→ **Material supplied**:
####################

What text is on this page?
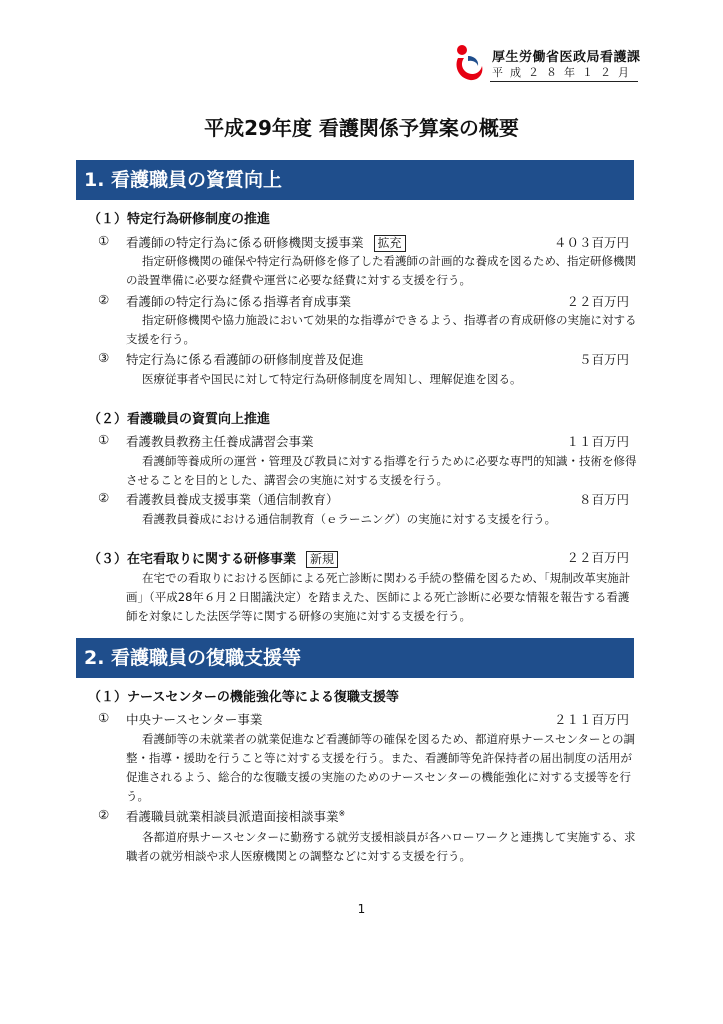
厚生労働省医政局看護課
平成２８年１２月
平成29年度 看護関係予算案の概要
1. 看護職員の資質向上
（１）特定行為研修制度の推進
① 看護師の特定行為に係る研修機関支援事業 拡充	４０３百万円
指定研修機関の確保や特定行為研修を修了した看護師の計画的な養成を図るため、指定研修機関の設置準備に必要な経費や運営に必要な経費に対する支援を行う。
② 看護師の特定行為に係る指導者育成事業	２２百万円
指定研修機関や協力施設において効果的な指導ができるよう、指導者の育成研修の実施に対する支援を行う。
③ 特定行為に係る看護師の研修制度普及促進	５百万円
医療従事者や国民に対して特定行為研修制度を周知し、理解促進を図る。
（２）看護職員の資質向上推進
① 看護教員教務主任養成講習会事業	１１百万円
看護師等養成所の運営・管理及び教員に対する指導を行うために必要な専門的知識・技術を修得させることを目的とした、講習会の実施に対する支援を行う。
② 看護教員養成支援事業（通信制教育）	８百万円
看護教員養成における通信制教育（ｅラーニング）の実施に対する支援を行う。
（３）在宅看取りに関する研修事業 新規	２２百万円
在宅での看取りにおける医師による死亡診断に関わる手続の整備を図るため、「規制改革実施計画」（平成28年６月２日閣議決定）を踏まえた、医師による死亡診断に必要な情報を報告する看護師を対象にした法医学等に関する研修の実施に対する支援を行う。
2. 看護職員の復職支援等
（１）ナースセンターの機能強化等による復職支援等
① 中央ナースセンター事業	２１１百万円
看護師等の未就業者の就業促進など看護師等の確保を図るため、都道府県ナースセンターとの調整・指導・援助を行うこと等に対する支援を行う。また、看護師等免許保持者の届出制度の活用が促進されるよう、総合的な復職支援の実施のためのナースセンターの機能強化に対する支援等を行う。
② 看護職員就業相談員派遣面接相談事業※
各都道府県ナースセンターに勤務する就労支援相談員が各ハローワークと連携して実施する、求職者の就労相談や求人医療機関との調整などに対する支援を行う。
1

####################

→ **Given problem**: Nothing in the entries above should change when they are printed again, except that the pictures are dropped.

→ **Complete response**:
What text is on this page?
厚生労働省医政局看護課
平成２８年１２月
平成29年度 看護関係予算案の概要
1. 看護職員の資質向上
（１）特定行為研修制度の推進
① 看護師の特定行為に係る研修機関支援事業 拡充	４０３百万円
指定研修機関の確保や特定行為研修を修了した看護師の計画的な養成を図るため、指定研修機関の設置準備に必要な経費や運営に必要な経費に対する支援を行う。
② 看護師の特定行為に係る指導者育成事業	２２百万円
指定研修機関や協力施設において効果的な指導ができるよう、指導者の育成研修の実施に対する支援を行う。
③ 特定行為に係る看護師の研修制度普及促進	５百万円
医療従事者や国民に対して特定行為研修制度を周知し、理解促進を図る。
（２）看護職員の資質向上推進
① 看護教員教務主任養成講習会事業	１１百万円
看護師等養成所の運営・管理及び教員に対する指導を行うために必要な専門的知識・技術を修得させることを目的とした、講習会の実施に対する支援を行う。
② 看護教員養成支援事業（通信制教育）	８百万円
看護教員養成における通信制教育（ｅラーニング）の実施に対する支援を行う。
（３）在宅看取りに関する研修事業 新規	２２百万円
在宅での看取りにおける医師による死亡診断に関わる手続の整備を図るため、「規制改革実施計画」（平成28年６月２日閣議決定）を踏まえた、医師による死亡診断に必要な情報を報告する看護師を対象にした法医学等に関する研修の実施に対する支援を行う。
2. 看護職員の復職支援等
（１）ナースセンターの機能強化等による復職支援等
① 中央ナースセンター事業	２１１百万円
看護師等の未就業者の就業促進など看護師等の確保を図るため、都道府県ナースセンターとの調整・指導・援助を行うこと等に対する支援を行う。また、看護師等免許保持者の届出制度の活用が促進されるよう、総合的な復職支援の実施のためのナースセンターの機能強化に対する支援等を行う。
② 看護職員就業相談員派遣面接相談事業※
各都道府県ナースセンターに勤務する就労支援相談員が各ハローワークと連携して実施する、求職者の就労相談や求人医療機関との調整などに対する支援を行う。
1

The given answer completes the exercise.